Print the data that follows exactly.

──────────

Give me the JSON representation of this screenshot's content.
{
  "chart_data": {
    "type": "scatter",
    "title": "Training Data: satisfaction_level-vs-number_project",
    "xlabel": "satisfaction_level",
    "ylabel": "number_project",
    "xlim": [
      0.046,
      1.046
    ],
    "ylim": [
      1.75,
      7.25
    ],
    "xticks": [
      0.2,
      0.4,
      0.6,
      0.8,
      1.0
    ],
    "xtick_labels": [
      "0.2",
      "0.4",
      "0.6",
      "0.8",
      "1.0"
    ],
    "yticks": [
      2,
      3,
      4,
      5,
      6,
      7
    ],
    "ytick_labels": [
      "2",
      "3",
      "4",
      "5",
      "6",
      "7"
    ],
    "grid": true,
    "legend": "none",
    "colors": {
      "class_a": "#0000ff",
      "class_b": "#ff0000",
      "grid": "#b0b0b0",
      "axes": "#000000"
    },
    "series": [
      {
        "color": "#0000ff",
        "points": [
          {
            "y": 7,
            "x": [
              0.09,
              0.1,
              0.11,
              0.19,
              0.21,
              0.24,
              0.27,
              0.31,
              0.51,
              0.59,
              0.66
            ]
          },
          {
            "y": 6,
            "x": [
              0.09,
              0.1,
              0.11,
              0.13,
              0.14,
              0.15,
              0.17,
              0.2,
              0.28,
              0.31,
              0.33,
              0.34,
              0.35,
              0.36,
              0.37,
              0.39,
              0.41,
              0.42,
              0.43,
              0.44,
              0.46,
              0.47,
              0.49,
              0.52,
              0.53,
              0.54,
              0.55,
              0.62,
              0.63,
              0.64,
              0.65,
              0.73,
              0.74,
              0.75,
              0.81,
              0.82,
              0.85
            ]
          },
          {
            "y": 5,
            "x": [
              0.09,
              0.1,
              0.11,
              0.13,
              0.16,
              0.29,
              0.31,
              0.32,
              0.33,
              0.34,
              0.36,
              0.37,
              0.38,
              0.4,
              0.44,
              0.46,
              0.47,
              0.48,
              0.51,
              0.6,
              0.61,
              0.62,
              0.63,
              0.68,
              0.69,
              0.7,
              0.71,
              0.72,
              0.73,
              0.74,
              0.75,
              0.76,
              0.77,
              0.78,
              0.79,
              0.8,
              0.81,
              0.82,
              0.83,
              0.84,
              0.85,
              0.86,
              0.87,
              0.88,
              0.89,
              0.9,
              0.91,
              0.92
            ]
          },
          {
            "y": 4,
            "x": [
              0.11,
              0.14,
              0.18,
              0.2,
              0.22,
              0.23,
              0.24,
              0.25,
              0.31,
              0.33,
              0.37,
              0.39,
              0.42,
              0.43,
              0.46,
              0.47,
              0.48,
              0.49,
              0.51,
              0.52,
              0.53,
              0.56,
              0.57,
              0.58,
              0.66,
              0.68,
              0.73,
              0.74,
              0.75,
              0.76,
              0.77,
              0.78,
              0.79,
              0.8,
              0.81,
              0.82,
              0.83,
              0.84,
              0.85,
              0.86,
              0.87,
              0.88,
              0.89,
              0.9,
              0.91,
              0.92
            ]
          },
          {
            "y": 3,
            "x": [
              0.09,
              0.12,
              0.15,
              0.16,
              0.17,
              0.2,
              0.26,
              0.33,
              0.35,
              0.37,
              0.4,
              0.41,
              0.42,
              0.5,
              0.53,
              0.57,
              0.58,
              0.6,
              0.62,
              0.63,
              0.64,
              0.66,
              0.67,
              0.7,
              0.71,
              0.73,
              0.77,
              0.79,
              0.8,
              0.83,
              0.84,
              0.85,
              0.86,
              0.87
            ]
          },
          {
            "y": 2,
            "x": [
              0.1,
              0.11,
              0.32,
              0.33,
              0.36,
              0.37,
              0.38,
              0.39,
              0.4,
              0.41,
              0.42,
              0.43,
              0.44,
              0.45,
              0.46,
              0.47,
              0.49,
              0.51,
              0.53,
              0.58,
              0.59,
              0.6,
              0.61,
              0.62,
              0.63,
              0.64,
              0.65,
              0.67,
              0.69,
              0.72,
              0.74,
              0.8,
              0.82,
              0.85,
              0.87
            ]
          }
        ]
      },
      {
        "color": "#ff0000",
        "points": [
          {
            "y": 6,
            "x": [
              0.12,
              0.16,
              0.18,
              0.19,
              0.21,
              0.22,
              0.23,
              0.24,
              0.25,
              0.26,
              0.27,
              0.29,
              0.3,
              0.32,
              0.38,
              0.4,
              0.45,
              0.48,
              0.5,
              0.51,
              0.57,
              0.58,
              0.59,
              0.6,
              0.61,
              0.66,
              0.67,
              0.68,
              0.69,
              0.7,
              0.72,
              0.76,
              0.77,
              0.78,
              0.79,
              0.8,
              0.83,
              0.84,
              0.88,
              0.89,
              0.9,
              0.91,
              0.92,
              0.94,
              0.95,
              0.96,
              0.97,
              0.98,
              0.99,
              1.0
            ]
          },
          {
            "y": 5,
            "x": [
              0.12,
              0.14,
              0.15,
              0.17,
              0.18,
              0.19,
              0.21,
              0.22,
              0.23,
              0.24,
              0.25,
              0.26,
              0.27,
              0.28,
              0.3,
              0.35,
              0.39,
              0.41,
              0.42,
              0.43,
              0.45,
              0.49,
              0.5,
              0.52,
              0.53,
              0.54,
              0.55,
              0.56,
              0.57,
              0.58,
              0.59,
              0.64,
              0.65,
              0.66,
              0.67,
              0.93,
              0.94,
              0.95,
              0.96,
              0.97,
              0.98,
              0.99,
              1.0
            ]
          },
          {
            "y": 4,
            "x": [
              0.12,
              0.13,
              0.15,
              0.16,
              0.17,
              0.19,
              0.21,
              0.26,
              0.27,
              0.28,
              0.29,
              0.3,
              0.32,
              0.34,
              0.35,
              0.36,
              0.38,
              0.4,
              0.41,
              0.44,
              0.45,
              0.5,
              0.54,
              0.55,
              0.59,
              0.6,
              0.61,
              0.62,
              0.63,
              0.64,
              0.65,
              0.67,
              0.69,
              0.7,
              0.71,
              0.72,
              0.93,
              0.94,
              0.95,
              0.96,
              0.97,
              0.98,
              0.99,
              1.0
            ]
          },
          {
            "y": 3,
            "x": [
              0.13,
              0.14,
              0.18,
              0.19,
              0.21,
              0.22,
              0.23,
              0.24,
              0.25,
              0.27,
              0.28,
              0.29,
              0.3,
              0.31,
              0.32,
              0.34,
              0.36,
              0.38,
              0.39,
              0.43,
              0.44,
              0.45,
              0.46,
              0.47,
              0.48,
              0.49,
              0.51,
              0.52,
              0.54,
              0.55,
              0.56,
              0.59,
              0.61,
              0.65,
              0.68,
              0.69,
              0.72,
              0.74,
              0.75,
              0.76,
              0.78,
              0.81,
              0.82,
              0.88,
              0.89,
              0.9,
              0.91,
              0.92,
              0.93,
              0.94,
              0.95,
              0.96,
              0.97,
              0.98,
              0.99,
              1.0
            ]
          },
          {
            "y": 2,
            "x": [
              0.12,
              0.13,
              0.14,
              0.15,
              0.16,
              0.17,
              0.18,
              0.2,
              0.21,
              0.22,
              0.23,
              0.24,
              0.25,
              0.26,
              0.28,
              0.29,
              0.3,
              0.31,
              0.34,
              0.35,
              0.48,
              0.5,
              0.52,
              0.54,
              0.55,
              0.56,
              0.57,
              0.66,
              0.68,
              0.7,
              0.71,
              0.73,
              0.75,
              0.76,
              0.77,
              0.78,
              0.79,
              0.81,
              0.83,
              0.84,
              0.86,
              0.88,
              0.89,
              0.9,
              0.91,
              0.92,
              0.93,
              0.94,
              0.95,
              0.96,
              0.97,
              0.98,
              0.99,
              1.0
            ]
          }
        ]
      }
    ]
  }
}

──────────

> _CORRECT RESPONSE_
Give me the JSON representation of this screenshot's content.
{
  "chart_data": {
    "type": "scatter",
    "title": "Training Data: satisfaction_level-vs-number_project",
    "xlabel": "satisfaction_level",
    "ylabel": "number_project",
    "xlim": [
      0.046,
      1.046
    ],
    "ylim": [
      1.75,
      7.25
    ],
    "xticks": [
      0.2,
      0.4,
      0.6,
      0.8,
      1.0
    ],
    "xtick_labels": [
      "0.2",
      "0.4",
      "0.6",
      "0.8",
      "1.0"
    ],
    "yticks": [
      2,
      3,
      4,
      5,
      6,
      7
    ],
    "ytick_labels": [
      "2",
      "3",
      "4",
      "5",
      "6",
      "7"
    ],
    "grid": true,
    "legend": "none",
    "colors": {
      "class_a": "#0000ff",
      "class_b": "#ff0000",
      "grid": "#b0b0b0",
      "axes": "#000000"
    },
    "series": [
      {
        "color": "#0000ff",
        "points": [
          {
            "y": 7,
            "x": [
              0.09,
              0.1,
              0.11,
              0.19,
              0.21,
              0.24,
              0.27,
              0.31,
              0.51,
              0.59,
              0.66
            ]
          },
          {
            "y": 6,
            "x": [
              0.09,
              0.1,
              0.11,
              0.13,
              0.14,
              0.15,
              0.17,
              0.2,
              0.28,
              0.31,
              0.33,
              0.34,
              0.35,
              0.36,
              0.37,
              0.39,
              0.41,
              0.42,
              0.43,
              0.44,
              0.46,
              0.47,
              0.49,
              0.52,
              0.53,
              0.54,
              0.55,
              0.62,
              0.63,
              0.64,
              0.65,
              0.73,
              0.74,
              0.75,
              0.81,
              0.82,
              0.85
            ]
          },
          {
            "y": 5,
            "x": [
              0.09,
              0.1,
              0.11,
              0.13,
              0.16,
              0.29,
              0.31,
              0.32,
              0.33,
              0.34,
              0.36,
              0.37,
              0.38,
              0.4,
              0.44,
              0.46,
              0.47,
              0.48,
              0.51,
              0.6,
              0.61,
              0.62,
              0.63,
              0.68,
              0.69,
              0.7,
              0.71,
              0.72,
              0.73,
              0.74,
              0.75,
              0.76,
              0.77,
              0.78,
              0.79,
              0.8,
              0.81,
              0.82,
              0.83,
              0.84,
              0.85,
              0.86,
              0.87,
              0.88,
              0.89,
              0.9,
              0.91,
              0.92
            ]
          },
          {
            "y": 4,
            "x": [
              0.11,
              0.14,
              0.18,
              0.2,
              0.22,
              0.23,
              0.24,
              0.25,
              0.31,
              0.33,
              0.37,
              0.39,
              0.42,
              0.43,
              0.46,
              0.47,
              0.48,
              0.49,
              0.51,
              0.52,
              0.53,
              0.56,
              0.57,
              0.58,
              0.66,
              0.68,
              0.73,
              0.74,
              0.75,
              0.76,
              0.77,
              0.78,
              0.79,
              0.8,
              0.81,
              0.82,
              0.83,
              0.84,
              0.85,
              0.86,
              0.87,
              0.88,
              0.89,
              0.9,
              0.91,
              0.92
            ]
          },
          {
            "y": 3,
            "x": [
              0.09,
              0.12,
              0.15,
              0.16,
              0.17,
              0.2,
              0.26,
              0.33,
              0.35,
              0.37,
              0.4,
              0.41,
              0.42,
              0.5,
              0.53,
              0.57,
              0.58,
              0.6,
              0.62,
              0.63,
              0.64,
              0.66,
              0.67,
              0.7,
              0.71,
              0.73,
              0.77,
              0.79,
              0.8,
              0.83,
              0.84,
              0.85,
              0.86,
              0.87
            ]
          },
          {
            "y": 2,
            "x": [
              0.1,
              0.11,
              0.32,
              0.33,
              0.36,
              0.37,
              0.38,
              0.39,
              0.4,
              0.41,
              0.42,
              0.43,
              0.44,
              0.45,
              0.46,
              0.47,
              0.49,
              0.51,
              0.53,
              0.58,
              0.59,
              0.6,
              0.61,
              0.62,
              0.63,
              0.64,
              0.65,
              0.67,
              0.69,
              0.72,
              0.74,
              0.8,
              0.82,
              0.85,
              0.87
            ]
          }
        ]
      },
      {
        "color": "#ff0000",
        "points": [
          {
            "y": 6,
            "x": [
              0.12,
              0.16,
              0.18,
              0.19,
              0.21,
              0.22,
              0.23,
              0.24,
              0.25,
              0.26,
              0.27,
              0.29,
              0.3,
              0.32,
              0.38,
              0.4,
              0.45,
              0.48,
              0.5,
              0.51,
              0.57,
              0.58,
              0.59,
              0.6,
              0.61,
              0.66,
              0.67,
              0.68,
              0.69,
              0.7,
              0.72,
              0.76,
              0.77,
              0.78,
              0.79,
              0.8,
              0.83,
              0.84,
              0.88,
              0.89,
              0.9,
              0.91,
              0.92,
              0.94,
              0.95,
              0.96,
              0.97,
              0.98,
              0.99,
              1.0
            ]
          },
          {
            "y": 5,
            "x": [
              0.12,
              0.14,
              0.15,
              0.17,
              0.18,
              0.19,
              0.21,
              0.22,
              0.23,
              0.24,
              0.25,
              0.26,
              0.27,
              0.28,
              0.3,
              0.35,
              0.39,
              0.41,
              0.42,
              0.43,
              0.45,
              0.49,
              0.5,
              0.52,
              0.53,
              0.54,
              0.55,
              0.56,
              0.57,
              0.58,
              0.59,
              0.64,
              0.65,
              0.66,
              0.67,
              0.93,
              0.94,
              0.95,
              0.96,
              0.97,
              0.98,
              0.99,
              1.0
            ]
          },
          {
            "y": 4,
            "x": [
              0.12,
              0.13,
              0.15,
              0.16,
              0.17,
              0.19,
              0.21,
              0.26,
              0.27,
              0.28,
              0.29,
              0.3,
              0.32,
              0.34,
              0.35,
              0.36,
              0.38,
              0.4,
              0.41,
              0.44,
              0.45,
              0.5,
              0.54,
              0.55,
              0.59,
              0.6,
              0.61,
              0.62,
              0.63,
              0.64,
              0.65,
              0.67,
              0.69,
              0.7,
              0.71,
              0.72,
              0.93,
              0.94,
              0.95,
              0.96,
              0.97,
              0.98,
              0.99,
              1.0
            ]
          },
          {
            "y": 3,
            "x": [
              0.13,
              0.14,
              0.18,
              0.19,
              0.21,
              0.22,
              0.23,
              0.24,
              0.25,
              0.27,
              0.28,
              0.29,
              0.3,
              0.31,
              0.32,
              0.34,
              0.36,
              0.38,
              0.39,
              0.43,
              0.44,
              0.45,
              0.46,
              0.47,
              0.48,
              0.49,
              0.51,
              0.52,
              0.54,
              0.55,
              0.56,
              0.59,
              0.61,
              0.65,
              0.68,
              0.69,
              0.72,
              0.74,
              0.75,
              0.76,
              0.78,
              0.81,
              0.82,
              0.88,
              0.89,
              0.9,
              0.91,
              0.92,
              0.93,
              0.94,
              0.95,
              0.96,
              0.97,
              0.98,
              0.99,
              1.0
            ]
          },
          {
            "y": 2,
            "x": [
              0.12,
              0.13,
              0.14,
              0.15,
              0.16,
              0.17,
              0.18,
              0.2,
              0.21,
              0.22,
              0.23,
              0.24,
              0.25,
              0.26,
              0.28,
              0.29,
              0.3,
              0.31,
              0.34,
              0.35,
              0.48,
              0.5,
              0.52,
              0.54,
              0.55,
              0.56,
              0.57,
              0.66,
              0.68,
              0.7,
              0.71,
              0.73,
              0.75,
              0.76,
              0.77,
              0.78,
              0.79,
              0.81,
              0.83,
              0.84,
              0.86,
              0.88,
              0.89,
              0.9,
              0.91,
              0.92,
              0.93,
              0.94,
              0.95,
              0.96,
              0.97,
              0.98,
              0.99,
              1.0
            ]
          }
        ]
      }
    ]
  }
}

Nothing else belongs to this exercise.